Task to complete —
All entries below are to be set down again, identical to the source.

— START OF Provided information —

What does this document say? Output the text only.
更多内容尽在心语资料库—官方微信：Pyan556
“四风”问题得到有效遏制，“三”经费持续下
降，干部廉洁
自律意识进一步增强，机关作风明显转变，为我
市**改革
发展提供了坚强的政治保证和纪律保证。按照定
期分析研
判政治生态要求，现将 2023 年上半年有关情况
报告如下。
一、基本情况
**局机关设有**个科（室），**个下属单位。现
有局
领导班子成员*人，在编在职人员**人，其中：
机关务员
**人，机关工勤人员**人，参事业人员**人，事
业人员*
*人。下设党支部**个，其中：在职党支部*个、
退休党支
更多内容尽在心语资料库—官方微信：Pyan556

— END OF Provided information —

Exercise output —
What does this document say? Output the text only.
更多内容尽在心语资料库—官方微信：Pyan556
“四风”问题得到有效遏制，“三”经费持续下
降，干部廉洁
自律意识进一步增强，机关作风明显转变，为我
市**改革
发展提供了坚强的政治保证和纪律保证。按照定
期分析研
判政治生态要求，现将 2023 年上半年有关情况
报告如下。
一、基本情况
**局机关设有**个科（室），**个下属单位。现
有局
领导班子成员*人，在编在职人员**人，其中：
机关务员
**人，机关工勤人员**人，参事业人员**人，事
业人员*
*人。下设党支部**个，其中：在职党支部*个、
退休党支
更多内容尽在心语资料库—官方微信：Pyan556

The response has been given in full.